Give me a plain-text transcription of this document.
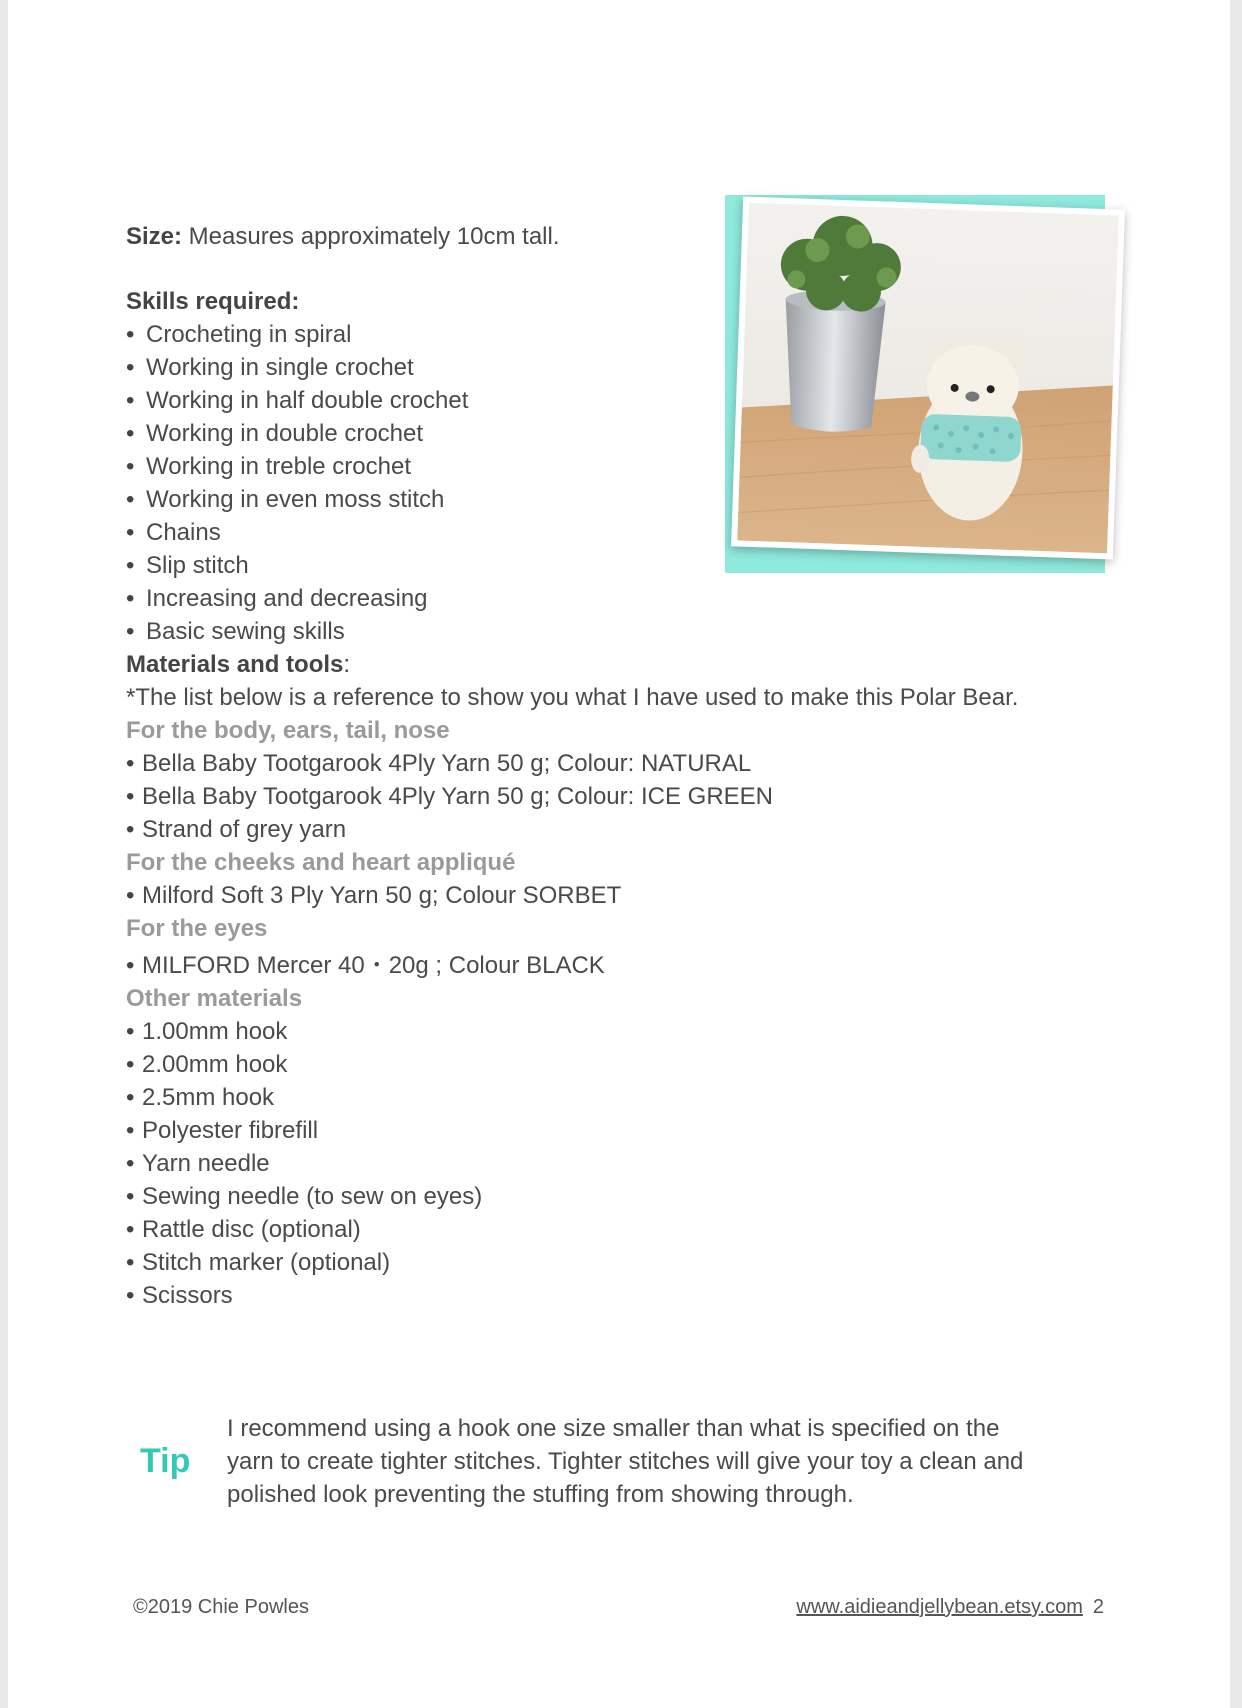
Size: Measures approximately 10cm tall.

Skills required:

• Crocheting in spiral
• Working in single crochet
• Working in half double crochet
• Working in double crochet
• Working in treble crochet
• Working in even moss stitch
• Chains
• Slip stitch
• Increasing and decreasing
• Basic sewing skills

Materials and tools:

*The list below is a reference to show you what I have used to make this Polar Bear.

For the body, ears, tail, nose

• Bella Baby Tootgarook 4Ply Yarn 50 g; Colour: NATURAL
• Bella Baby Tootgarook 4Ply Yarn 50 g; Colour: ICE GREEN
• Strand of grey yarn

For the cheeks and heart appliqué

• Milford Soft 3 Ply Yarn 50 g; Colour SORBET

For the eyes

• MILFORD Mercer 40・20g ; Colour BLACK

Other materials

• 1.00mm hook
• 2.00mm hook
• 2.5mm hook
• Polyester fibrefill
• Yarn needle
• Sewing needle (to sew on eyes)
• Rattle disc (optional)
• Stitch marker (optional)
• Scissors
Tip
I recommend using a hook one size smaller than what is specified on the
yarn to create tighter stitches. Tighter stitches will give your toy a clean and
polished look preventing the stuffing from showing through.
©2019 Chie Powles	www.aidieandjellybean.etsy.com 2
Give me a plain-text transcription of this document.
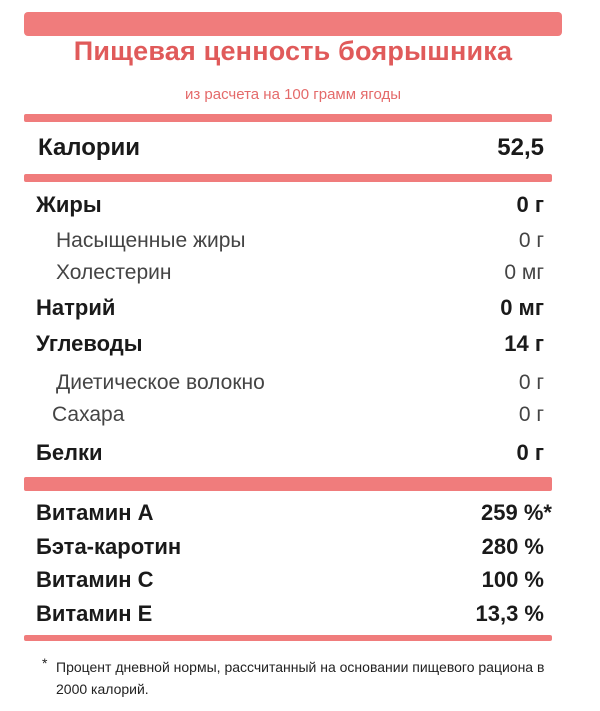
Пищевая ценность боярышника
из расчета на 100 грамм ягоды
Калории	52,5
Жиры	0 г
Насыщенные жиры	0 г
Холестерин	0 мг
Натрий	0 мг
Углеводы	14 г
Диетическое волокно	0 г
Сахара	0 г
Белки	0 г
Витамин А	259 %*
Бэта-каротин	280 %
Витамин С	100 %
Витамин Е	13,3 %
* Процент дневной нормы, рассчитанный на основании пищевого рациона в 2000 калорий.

» Written task
Leave out every picture and copy the rest of the records exactly.

» Full response
Give me a plain-text transcription of this document.
Size: Measures approximately 10cm tall.

Skills required:

• Crocheting in spiral
• Working in single crochet
• Working in half double crochet
• Working in double crochet
• Working in treble crochet
• Working in even moss stitch
• Chains
• Slip stitch
• Increasing and decreasing
• Basic sewing skills

Materials and tools:

*The list below is a reference to show you what I have used to make this Polar Bear.

For the body, ears, tail, nose

• Bella Baby Tootgarook 4Ply Yarn 50 g; Colour: NATURAL
• Bella Baby Tootgarook 4Ply Yarn 50 g; Colour: ICE GREEN
• Strand of grey yarn

For the cheeks and heart appliqué

• Milford Soft 3 Ply Yarn 50 g; Colour SORBET

For the eyes

• MILFORD Mercer 40・20g ; Colour BLACK

Other materials

• 1.00mm hook
• 2.00mm hook
• 2.5mm hook
• Polyester fibrefill
• Yarn needle
• Sewing needle (to sew on eyes)
• Rattle disc (optional)
• Stitch marker (optional)
• Scissors
Tip
I recommend using a hook one size smaller than what is specified on the
yarn to create tighter stitches. Tighter stitches will give your toy a clean and
polished look preventing the stuffing from showing through.
©2019 Chie Powles	www.aidieandjellybean.etsy.com 2
Give me a plain-text transcription of this document.
Пищевая ценность боярышника
из расчета на 100 грамм ягоды
Калории	52,5
Жиры	0 г
Насыщенные жиры	0 г
Холестерин	0 мг
Натрий	0 мг
Углеводы	14 г
Диетическое волокно	0 г
Сахара	0 г
Белки	0 г
Витамин А	259 %*
Бэта-каротин	280 %
Витамин С	100 %
Витамин Е	13,3 %
* Процент дневной нормы, рассчитанный на основании пищевого рациона в 2000 калорий.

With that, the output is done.